**The problem**
Quote, verbatim, all material below, without pictures.

**Data rows**
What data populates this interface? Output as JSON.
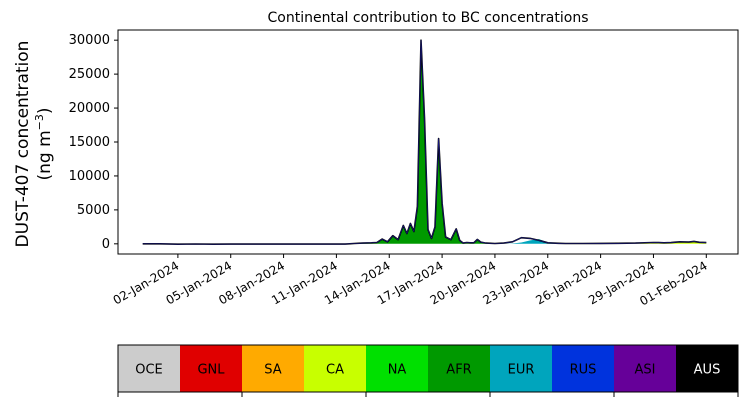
{
  "chart_data": {
    "type": "area",
    "title": "Continental contribution to BC concentrations",
    "ylabel_line1": "DUST-407 concentration",
    "ylabel_line2": "(ng m",
    "ylabel_sup": "−3",
    "ylabel_close": ")",
    "xlabel": "",
    "ylim": [
      -1500,
      31500
    ],
    "xlim": [
      -2.4,
      32.8
    ],
    "yticks": [
      0,
      5000,
      10000,
      15000,
      20000,
      25000,
      30000
    ],
    "xtick_labels": [
      "02-Jan-2024",
      "05-Jan-2024",
      "08-Jan-2024",
      "11-Jan-2024",
      "14-Jan-2024",
      "17-Jan-2024",
      "20-Jan-2024",
      "23-Jan-2024",
      "26-Jan-2024",
      "29-Jan-2024",
      "01-Feb-2024"
    ],
    "xtick_days": [
      1,
      4,
      7,
      10,
      13,
      16,
      19,
      22,
      25,
      28,
      31
    ],
    "grid": false,
    "x_days": [
      -1,
      0,
      1,
      2,
      3,
      4,
      5,
      6,
      7,
      8,
      9,
      10,
      10.5,
      11,
      11.5,
      12,
      12.3,
      12.6,
      12.9,
      13.2,
      13.5,
      13.8,
      14.0,
      14.2,
      14.4,
      14.6,
      14.8,
      15.0,
      15.2,
      15.4,
      15.6,
      15.8,
      16.0,
      16.2,
      16.5,
      16.8,
      17.0,
      17.2,
      17.4,
      17.6,
      17.8,
      18.0,
      18.2,
      18.5,
      19.0,
      19.5,
      20.0,
      20.5,
      21.0,
      21.5,
      21.8,
      22.0,
      22.3,
      22.6,
      23,
      24,
      25,
      26,
      27,
      28,
      28.3,
      28.6,
      29,
      29.5,
      30,
      30.3,
      30.6,
      31
    ],
    "series": [
      {
        "name": "AFR",
        "color": "#009900",
        "values": [
          0,
          0,
          0,
          0,
          0,
          0,
          0,
          0,
          0,
          0,
          0,
          0,
          0,
          50,
          100,
          150,
          200,
          700,
          300,
          1200,
          600,
          2500,
          1500,
          2800,
          1800,
          5000,
          29000,
          18000,
          2000,
          800,
          2500,
          14500,
          6000,
          1000,
          600,
          2000,
          500,
          100,
          200,
          100,
          100,
          500,
          200,
          100,
          50,
          20,
          20,
          20,
          20,
          20,
          20,
          20,
          20,
          20,
          20,
          20,
          20,
          20,
          20,
          20,
          20,
          20,
          20,
          20,
          20,
          20,
          20,
          20
        ]
      },
      {
        "name": "EUR",
        "color": "#00a5bd",
        "values": [
          0,
          0,
          0,
          0,
          0,
          0,
          0,
          0,
          0,
          0,
          0,
          0,
          0,
          0,
          0,
          0,
          0,
          0,
          0,
          0,
          0,
          0,
          0,
          0,
          0,
          0,
          0,
          0,
          0,
          0,
          0,
          0,
          0,
          0,
          0,
          0,
          0,
          0,
          0,
          0,
          0,
          0,
          0,
          0,
          0,
          0,
          50,
          200,
          500,
          700,
          400,
          200,
          100,
          50,
          20,
          10,
          10,
          10,
          10,
          10,
          10,
          10,
          10,
          10,
          10,
          10,
          10,
          10
        ]
      },
      {
        "name": "CA",
        "color": "#c8ff00",
        "values": [
          0,
          0,
          0,
          0,
          0,
          0,
          0,
          0,
          0,
          0,
          0,
          0,
          0,
          0,
          0,
          0,
          0,
          0,
          0,
          0,
          0,
          0,
          0,
          0,
          0,
          0,
          0,
          0,
          0,
          0,
          0,
          0,
          0,
          0,
          0,
          0,
          0,
          0,
          0,
          0,
          0,
          0,
          0,
          0,
          0,
          0,
          0,
          0,
          0,
          0,
          0,
          0,
          0,
          0,
          0,
          0,
          0,
          0,
          0,
          100,
          80,
          100,
          150,
          200,
          250,
          300,
          200,
          150
        ]
      }
    ],
    "total": [
      0,
      0,
      -50,
      -30,
      -50,
      -40,
      -40,
      -40,
      -40,
      -40,
      -40,
      -40,
      -40,
      50,
      100,
      150,
      200,
      700,
      300,
      1200,
      600,
      2700,
      1500,
      3000,
      1800,
      5500,
      30000,
      18500,
      2100,
      800,
      2500,
      15500,
      6000,
      1000,
      600,
      2200,
      500,
      100,
      200,
      150,
      150,
      650,
      250,
      100,
      50,
      100,
      300,
      900,
      800,
      500,
      300,
      150,
      100,
      70,
      50,
      50,
      60,
      80,
      100,
      200,
      180,
      150,
      180,
      300,
      250,
      350,
      230,
      180
    ],
    "legend_colorbar": {
      "labels": [
        "OCE",
        "GNL",
        "SA",
        "CA",
        "NA",
        "AFR",
        "EUR",
        "RUS",
        "ASI",
        "AUS"
      ],
      "colors": [
        "#cccccc",
        "#e00000",
        "#ffaa00",
        "#c8ff00",
        "#00e000",
        "#009900",
        "#00a5bd",
        "#0033dd",
        "#660099",
        "#000000"
      ],
      "label_colors": [
        "#000000",
        "#000000",
        "#000000",
        "#000000",
        "#000000",
        "#000000",
        "#000000",
        "#000000",
        "#000000",
        "#ffffff"
      ]
    }
  }
}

**Output of the task**
What data populates this interface? Output as JSON.
{
  "chart_data": {
    "type": "area",
    "title": "Continental contribution to BC concentrations",
    "ylabel_line1": "DUST-407 concentration",
    "ylabel_line2": "(ng m",
    "ylabel_sup": "−3",
    "ylabel_close": ")",
    "xlabel": "",
    "ylim": [
      -1500,
      31500
    ],
    "xlim": [
      -2.4,
      32.8
    ],
    "yticks": [
      0,
      5000,
      10000,
      15000,
      20000,
      25000,
      30000
    ],
    "xtick_labels": [
      "02-Jan-2024",
      "05-Jan-2024",
      "08-Jan-2024",
      "11-Jan-2024",
      "14-Jan-2024",
      "17-Jan-2024",
      "20-Jan-2024",
      "23-Jan-2024",
      "26-Jan-2024",
      "29-Jan-2024",
      "01-Feb-2024"
    ],
    "xtick_days": [
      1,
      4,
      7,
      10,
      13,
      16,
      19,
      22,
      25,
      28,
      31
    ],
    "grid": false,
    "x_days": [
      -1,
      0,
      1,
      2,
      3,
      4,
      5,
      6,
      7,
      8,
      9,
      10,
      10.5,
      11,
      11.5,
      12,
      12.3,
      12.6,
      12.9,
      13.2,
      13.5,
      13.8,
      14.0,
      14.2,
      14.4,
      14.6,
      14.8,
      15.0,
      15.2,
      15.4,
      15.6,
      15.8,
      16.0,
      16.2,
      16.5,
      16.8,
      17.0,
      17.2,
      17.4,
      17.6,
      17.8,
      18.0,
      18.2,
      18.5,
      19.0,
      19.5,
      20.0,
      20.5,
      21.0,
      21.5,
      21.8,
      22.0,
      22.3,
      22.6,
      23,
      24,
      25,
      26,
      27,
      28,
      28.3,
      28.6,
      29,
      29.5,
      30,
      30.3,
      30.6,
      31
    ],
    "series": [
      {
        "name": "AFR",
        "color": "#009900",
        "values": [
          0,
          0,
          0,
          0,
          0,
          0,
          0,
          0,
          0,
          0,
          0,
          0,
          0,
          50,
          100,
          150,
          200,
          700,
          300,
          1200,
          600,
          2500,
          1500,
          2800,
          1800,
          5000,
          29000,
          18000,
          2000,
          800,
          2500,
          14500,
          6000,
          1000,
          600,
          2000,
          500,
          100,
          200,
          100,
          100,
          500,
          200,
          100,
          50,
          20,
          20,
          20,
          20,
          20,
          20,
          20,
          20,
          20,
          20,
          20,
          20,
          20,
          20,
          20,
          20,
          20,
          20,
          20,
          20,
          20,
          20,
          20
        ]
      },
      {
        "name": "EUR",
        "color": "#00a5bd",
        "values": [
          0,
          0,
          0,
          0,
          0,
          0,
          0,
          0,
          0,
          0,
          0,
          0,
          0,
          0,
          0,
          0,
          0,
          0,
          0,
          0,
          0,
          0,
          0,
          0,
          0,
          0,
          0,
          0,
          0,
          0,
          0,
          0,
          0,
          0,
          0,
          0,
          0,
          0,
          0,
          0,
          0,
          0,
          0,
          0,
          0,
          0,
          50,
          200,
          500,
          700,
          400,
          200,
          100,
          50,
          20,
          10,
          10,
          10,
          10,
          10,
          10,
          10,
          10,
          10,
          10,
          10,
          10,
          10
        ]
      },
      {
        "name": "CA",
        "color": "#c8ff00",
        "values": [
          0,
          0,
          0,
          0,
          0,
          0,
          0,
          0,
          0,
          0,
          0,
          0,
          0,
          0,
          0,
          0,
          0,
          0,
          0,
          0,
          0,
          0,
          0,
          0,
          0,
          0,
          0,
          0,
          0,
          0,
          0,
          0,
          0,
          0,
          0,
          0,
          0,
          0,
          0,
          0,
          0,
          0,
          0,
          0,
          0,
          0,
          0,
          0,
          0,
          0,
          0,
          0,
          0,
          0,
          0,
          0,
          0,
          0,
          0,
          100,
          80,
          100,
          150,
          200,
          250,
          300,
          200,
          150
        ]
      }
    ],
    "total": [
      0,
      0,
      -50,
      -30,
      -50,
      -40,
      -40,
      -40,
      -40,
      -40,
      -40,
      -40,
      -40,
      50,
      100,
      150,
      200,
      700,
      300,
      1200,
      600,
      2700,
      1500,
      3000,
      1800,
      5500,
      30000,
      18500,
      2100,
      800,
      2500,
      15500,
      6000,
      1000,
      600,
      2200,
      500,
      100,
      200,
      150,
      150,
      650,
      250,
      100,
      50,
      100,
      300,
      900,
      800,
      500,
      300,
      150,
      100,
      70,
      50,
      50,
      60,
      80,
      100,
      200,
      180,
      150,
      180,
      300,
      250,
      350,
      230,
      180
    ],
    "legend_colorbar": {
      "labels": [
        "OCE",
        "GNL",
        "SA",
        "CA",
        "NA",
        "AFR",
        "EUR",
        "RUS",
        "ASI",
        "AUS"
      ],
      "colors": [
        "#cccccc",
        "#e00000",
        "#ffaa00",
        "#c8ff00",
        "#00e000",
        "#009900",
        "#00a5bd",
        "#0033dd",
        "#660099",
        "#000000"
      ],
      "label_colors": [
        "#000000",
        "#000000",
        "#000000",
        "#000000",
        "#000000",
        "#000000",
        "#000000",
        "#000000",
        "#000000",
        "#ffffff"
      ]
    }
  }
}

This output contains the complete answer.